■ Set exercise
Search the material below for the string "content" and extract each line that has it.

■ Available records
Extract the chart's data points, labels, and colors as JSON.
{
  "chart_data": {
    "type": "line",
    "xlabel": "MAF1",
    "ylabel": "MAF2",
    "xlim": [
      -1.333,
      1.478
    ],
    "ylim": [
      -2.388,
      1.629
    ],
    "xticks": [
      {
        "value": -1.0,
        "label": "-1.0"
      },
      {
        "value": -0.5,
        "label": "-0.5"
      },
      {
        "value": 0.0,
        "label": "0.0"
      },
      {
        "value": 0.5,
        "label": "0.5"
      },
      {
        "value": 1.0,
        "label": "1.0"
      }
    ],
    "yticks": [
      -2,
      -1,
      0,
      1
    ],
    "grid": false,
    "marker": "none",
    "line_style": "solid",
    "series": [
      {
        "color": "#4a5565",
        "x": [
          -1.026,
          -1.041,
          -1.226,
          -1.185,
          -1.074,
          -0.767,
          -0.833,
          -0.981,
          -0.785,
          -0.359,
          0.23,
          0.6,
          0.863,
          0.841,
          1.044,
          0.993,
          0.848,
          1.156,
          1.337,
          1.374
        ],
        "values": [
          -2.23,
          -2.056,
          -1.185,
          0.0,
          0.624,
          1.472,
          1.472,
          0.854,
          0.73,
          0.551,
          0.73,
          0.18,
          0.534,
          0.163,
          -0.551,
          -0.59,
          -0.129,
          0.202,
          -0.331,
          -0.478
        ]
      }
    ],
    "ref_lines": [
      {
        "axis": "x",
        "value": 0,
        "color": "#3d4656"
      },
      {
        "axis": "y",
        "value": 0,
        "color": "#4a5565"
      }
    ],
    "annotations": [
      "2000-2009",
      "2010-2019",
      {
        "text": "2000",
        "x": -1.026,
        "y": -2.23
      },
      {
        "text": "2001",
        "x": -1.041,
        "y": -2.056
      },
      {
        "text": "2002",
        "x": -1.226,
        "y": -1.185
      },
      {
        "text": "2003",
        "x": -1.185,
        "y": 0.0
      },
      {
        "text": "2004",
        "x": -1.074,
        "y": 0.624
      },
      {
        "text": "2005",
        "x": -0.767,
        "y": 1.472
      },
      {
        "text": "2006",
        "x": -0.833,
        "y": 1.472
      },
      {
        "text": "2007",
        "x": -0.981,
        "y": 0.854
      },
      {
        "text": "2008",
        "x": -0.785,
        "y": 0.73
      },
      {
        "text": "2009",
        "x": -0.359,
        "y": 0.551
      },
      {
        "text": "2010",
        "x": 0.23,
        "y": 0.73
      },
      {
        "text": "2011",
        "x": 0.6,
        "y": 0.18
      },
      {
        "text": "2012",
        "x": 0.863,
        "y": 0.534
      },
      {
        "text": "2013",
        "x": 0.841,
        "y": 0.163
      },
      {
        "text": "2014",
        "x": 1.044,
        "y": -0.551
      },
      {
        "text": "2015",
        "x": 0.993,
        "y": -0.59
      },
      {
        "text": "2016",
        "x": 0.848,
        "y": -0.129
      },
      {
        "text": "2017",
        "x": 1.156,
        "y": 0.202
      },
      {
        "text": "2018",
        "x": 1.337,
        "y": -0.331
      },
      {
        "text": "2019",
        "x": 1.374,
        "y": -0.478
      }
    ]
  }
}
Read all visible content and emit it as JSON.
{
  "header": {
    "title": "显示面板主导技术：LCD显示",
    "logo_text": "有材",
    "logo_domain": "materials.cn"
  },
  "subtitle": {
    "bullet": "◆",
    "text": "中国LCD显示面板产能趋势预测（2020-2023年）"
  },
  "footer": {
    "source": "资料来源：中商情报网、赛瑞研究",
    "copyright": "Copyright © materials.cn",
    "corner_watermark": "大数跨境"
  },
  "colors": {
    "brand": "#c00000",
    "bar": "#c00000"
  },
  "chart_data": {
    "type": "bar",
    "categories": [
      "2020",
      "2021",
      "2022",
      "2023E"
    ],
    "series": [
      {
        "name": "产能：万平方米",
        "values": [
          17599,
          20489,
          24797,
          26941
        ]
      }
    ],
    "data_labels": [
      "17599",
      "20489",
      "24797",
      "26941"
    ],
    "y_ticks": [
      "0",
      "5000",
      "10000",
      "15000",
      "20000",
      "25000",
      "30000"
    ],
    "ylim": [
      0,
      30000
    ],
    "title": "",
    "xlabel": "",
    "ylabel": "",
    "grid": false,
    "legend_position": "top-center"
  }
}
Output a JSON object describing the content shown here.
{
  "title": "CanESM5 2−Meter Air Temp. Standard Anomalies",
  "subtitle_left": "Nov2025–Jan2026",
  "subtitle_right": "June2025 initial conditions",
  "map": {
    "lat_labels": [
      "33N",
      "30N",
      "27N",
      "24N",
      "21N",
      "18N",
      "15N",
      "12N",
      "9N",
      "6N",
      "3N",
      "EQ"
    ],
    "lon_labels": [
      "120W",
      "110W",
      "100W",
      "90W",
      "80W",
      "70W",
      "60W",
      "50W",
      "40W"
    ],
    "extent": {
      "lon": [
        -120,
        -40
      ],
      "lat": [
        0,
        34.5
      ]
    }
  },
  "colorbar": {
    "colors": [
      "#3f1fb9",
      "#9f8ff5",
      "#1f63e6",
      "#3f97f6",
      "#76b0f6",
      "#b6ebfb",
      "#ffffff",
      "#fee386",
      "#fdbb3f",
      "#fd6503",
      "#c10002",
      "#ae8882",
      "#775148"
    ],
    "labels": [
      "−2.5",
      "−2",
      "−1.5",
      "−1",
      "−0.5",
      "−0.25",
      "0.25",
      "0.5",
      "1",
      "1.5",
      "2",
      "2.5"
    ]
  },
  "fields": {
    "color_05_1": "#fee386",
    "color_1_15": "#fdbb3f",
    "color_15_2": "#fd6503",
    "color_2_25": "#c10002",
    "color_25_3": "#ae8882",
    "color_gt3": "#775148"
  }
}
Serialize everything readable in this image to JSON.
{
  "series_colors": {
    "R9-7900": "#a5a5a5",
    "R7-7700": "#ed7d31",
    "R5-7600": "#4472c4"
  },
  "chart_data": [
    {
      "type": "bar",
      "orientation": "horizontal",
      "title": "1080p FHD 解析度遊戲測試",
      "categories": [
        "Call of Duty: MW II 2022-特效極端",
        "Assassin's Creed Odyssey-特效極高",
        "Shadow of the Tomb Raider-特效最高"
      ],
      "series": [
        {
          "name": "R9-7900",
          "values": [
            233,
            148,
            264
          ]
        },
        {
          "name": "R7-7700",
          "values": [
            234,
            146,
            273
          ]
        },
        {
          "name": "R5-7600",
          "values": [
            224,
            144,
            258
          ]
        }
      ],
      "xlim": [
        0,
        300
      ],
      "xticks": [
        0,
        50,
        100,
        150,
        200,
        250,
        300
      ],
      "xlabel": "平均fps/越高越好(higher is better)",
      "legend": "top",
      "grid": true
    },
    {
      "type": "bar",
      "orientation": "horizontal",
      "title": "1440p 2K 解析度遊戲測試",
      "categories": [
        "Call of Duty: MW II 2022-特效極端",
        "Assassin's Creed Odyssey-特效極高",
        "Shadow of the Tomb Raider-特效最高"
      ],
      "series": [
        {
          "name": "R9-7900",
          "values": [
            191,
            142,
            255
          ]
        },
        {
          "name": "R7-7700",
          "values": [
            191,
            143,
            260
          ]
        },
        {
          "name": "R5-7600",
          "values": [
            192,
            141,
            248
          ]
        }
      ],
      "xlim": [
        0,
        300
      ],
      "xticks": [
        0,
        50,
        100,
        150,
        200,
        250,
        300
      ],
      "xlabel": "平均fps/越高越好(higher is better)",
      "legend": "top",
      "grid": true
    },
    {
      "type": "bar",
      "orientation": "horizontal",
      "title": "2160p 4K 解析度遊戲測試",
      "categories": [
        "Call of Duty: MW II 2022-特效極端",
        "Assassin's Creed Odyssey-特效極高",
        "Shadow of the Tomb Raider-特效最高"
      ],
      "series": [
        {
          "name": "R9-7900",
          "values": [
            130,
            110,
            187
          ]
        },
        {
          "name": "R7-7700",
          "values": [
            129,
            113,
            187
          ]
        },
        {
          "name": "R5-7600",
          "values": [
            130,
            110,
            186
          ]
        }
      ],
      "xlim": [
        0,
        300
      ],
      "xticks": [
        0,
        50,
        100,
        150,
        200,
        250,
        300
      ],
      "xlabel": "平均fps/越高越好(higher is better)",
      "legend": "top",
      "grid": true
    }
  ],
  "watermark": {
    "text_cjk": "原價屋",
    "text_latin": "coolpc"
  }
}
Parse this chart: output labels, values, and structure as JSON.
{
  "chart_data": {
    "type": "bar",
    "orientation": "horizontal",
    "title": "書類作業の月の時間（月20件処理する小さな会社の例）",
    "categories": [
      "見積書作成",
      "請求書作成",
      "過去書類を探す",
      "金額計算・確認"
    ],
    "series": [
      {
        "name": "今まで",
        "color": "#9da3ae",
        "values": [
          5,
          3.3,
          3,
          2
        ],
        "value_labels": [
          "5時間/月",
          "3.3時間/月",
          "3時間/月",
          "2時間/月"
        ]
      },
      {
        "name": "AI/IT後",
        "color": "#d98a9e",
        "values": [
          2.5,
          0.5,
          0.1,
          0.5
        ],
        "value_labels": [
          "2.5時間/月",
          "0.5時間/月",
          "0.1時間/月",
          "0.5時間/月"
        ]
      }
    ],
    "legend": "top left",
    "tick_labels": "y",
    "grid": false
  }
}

■ Full answer
Read all visible content and emit it as JSON.
Output a JSON object describing the content shown here.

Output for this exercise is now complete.